## EXERCISE DETAILS:
Copy out the data below verbatim.

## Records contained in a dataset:
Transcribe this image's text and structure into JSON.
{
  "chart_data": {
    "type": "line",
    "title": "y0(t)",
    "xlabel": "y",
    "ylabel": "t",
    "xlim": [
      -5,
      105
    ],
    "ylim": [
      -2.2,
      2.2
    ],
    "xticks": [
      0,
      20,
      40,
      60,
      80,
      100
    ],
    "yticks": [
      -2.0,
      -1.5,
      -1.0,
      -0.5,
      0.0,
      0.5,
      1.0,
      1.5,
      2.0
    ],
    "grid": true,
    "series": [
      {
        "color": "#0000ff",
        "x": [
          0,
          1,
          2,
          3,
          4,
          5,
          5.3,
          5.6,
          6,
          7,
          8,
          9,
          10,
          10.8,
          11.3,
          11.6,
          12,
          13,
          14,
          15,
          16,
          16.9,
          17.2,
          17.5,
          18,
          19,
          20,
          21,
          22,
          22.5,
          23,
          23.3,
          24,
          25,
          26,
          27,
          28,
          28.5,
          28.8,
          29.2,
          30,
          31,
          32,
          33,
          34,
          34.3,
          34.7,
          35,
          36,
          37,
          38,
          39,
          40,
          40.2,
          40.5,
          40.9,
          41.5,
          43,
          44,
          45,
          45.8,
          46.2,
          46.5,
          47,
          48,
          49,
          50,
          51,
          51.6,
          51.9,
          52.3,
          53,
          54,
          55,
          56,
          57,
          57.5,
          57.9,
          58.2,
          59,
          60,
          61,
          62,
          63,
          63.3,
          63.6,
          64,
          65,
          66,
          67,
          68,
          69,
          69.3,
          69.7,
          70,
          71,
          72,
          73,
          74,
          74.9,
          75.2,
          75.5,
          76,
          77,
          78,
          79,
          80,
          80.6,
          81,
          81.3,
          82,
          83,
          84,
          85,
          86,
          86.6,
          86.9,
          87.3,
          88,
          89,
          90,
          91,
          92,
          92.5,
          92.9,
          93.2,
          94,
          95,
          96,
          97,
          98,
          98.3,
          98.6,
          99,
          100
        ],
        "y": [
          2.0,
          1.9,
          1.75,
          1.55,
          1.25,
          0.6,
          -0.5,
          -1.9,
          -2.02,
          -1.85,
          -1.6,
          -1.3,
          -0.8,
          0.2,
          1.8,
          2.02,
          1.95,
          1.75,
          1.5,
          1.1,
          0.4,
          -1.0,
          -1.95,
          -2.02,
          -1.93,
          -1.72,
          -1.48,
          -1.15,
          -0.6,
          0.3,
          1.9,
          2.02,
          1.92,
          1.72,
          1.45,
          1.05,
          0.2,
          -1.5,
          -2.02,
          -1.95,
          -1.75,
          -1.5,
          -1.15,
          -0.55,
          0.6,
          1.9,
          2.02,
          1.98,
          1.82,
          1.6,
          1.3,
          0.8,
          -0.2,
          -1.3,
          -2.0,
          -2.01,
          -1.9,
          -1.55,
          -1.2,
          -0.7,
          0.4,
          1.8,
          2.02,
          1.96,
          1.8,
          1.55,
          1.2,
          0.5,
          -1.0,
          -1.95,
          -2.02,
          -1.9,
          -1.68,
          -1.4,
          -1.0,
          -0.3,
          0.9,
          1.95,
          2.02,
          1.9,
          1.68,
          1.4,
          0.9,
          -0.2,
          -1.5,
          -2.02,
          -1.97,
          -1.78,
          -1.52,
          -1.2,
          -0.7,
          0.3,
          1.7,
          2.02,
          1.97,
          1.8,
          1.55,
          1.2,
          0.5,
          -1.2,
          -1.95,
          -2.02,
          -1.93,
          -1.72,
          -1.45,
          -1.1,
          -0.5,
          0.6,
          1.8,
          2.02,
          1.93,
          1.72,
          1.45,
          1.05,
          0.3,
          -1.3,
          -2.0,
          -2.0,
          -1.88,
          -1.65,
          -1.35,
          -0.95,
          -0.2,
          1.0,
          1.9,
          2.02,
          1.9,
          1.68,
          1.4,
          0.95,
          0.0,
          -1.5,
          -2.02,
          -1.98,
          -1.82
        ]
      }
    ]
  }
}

## OUTPUT OF THE EXERCISE:
Transcribe this image's text and structure into JSON.
{
  "chart_data": {
    "type": "line",
    "title": "y0(t)",
    "xlabel": "y",
    "ylabel": "t",
    "xlim": [
      -5,
      105
    ],
    "ylim": [
      -2.2,
      2.2
    ],
    "xticks": [
      0,
      20,
      40,
      60,
      80,
      100
    ],
    "yticks": [
      -2.0,
      -1.5,
      -1.0,
      -0.5,
      0.0,
      0.5,
      1.0,
      1.5,
      2.0
    ],
    "grid": true,
    "series": [
      {
        "color": "#0000ff",
        "x": [
          0,
          1,
          2,
          3,
          4,
          5,
          5.3,
          5.6,
          6,
          7,
          8,
          9,
          10,
          10.8,
          11.3,
          11.6,
          12,
          13,
          14,
          15,
          16,
          16.9,
          17.2,
          17.5,
          18,
          19,
          20,
          21,
          22,
          22.5,
          23,
          23.3,
          24,
          25,
          26,
          27,
          28,
          28.5,
          28.8,
          29.2,
          30,
          31,
          32,
          33,
          34,
          34.3,
          34.7,
          35,
          36,
          37,
          38,
          39,
          40,
          40.2,
          40.5,
          40.9,
          41.5,
          43,
          44,
          45,
          45.8,
          46.2,
          46.5,
          47,
          48,
          49,
          50,
          51,
          51.6,
          51.9,
          52.3,
          53,
          54,
          55,
          56,
          57,
          57.5,
          57.9,
          58.2,
          59,
          60,
          61,
          62,
          63,
          63.3,
          63.6,
          64,
          65,
          66,
          67,
          68,
          69,
          69.3,
          69.7,
          70,
          71,
          72,
          73,
          74,
          74.9,
          75.2,
          75.5,
          76,
          77,
          78,
          79,
          80,
          80.6,
          81,
          81.3,
          82,
          83,
          84,
          85,
          86,
          86.6,
          86.9,
          87.3,
          88,
          89,
          90,
          91,
          92,
          92.5,
          92.9,
          93.2,
          94,
          95,
          96,
          97,
          98,
          98.3,
          98.6,
          99,
          100
        ],
        "y": [
          2.0,
          1.9,
          1.75,
          1.55,
          1.25,
          0.6,
          -0.5,
          -1.9,
          -2.02,
          -1.85,
          -1.6,
          -1.3,
          -0.8,
          0.2,
          1.8,
          2.02,
          1.95,
          1.75,
          1.5,
          1.1,
          0.4,
          -1.0,
          -1.95,
          -2.02,
          -1.93,
          -1.72,
          -1.48,
          -1.15,
          -0.6,
          0.3,
          1.9,
          2.02,
          1.92,
          1.72,
          1.45,
          1.05,
          0.2,
          -1.5,
          -2.02,
          -1.95,
          -1.75,
          -1.5,
          -1.15,
          -0.55,
          0.6,
          1.9,
          2.02,
          1.98,
          1.82,
          1.6,
          1.3,
          0.8,
          -0.2,
          -1.3,
          -2.0,
          -2.01,
          -1.9,
          -1.55,
          -1.2,
          -0.7,
          0.4,
          1.8,
          2.02,
          1.96,
          1.8,
          1.55,
          1.2,
          0.5,
          -1.0,
          -1.95,
          -2.02,
          -1.9,
          -1.68,
          -1.4,
          -1.0,
          -0.3,
          0.9,
          1.95,
          2.02,
          1.9,
          1.68,
          1.4,
          0.9,
          -0.2,
          -1.5,
          -2.02,
          -1.97,
          -1.78,
          -1.52,
          -1.2,
          -0.7,
          0.3,
          1.7,
          2.02,
          1.97,
          1.8,
          1.55,
          1.2,
          0.5,
          -1.2,
          -1.95,
          -2.02,
          -1.93,
          -1.72,
          -1.45,
          -1.1,
          -0.5,
          0.6,
          1.8,
          2.02,
          1.93,
          1.72,
          1.45,
          1.05,
          0.3,
          -1.3,
          -2.0,
          -2.0,
          -1.88,
          -1.65,
          -1.35,
          -0.95,
          -0.2,
          1.0,
          1.9,
          2.02,
          1.9,
          1.68,
          1.4,
          0.95,
          0.0,
          -1.5,
          -2.02,
          -1.98,
          -1.82
        ]
      }
    ]
  }
}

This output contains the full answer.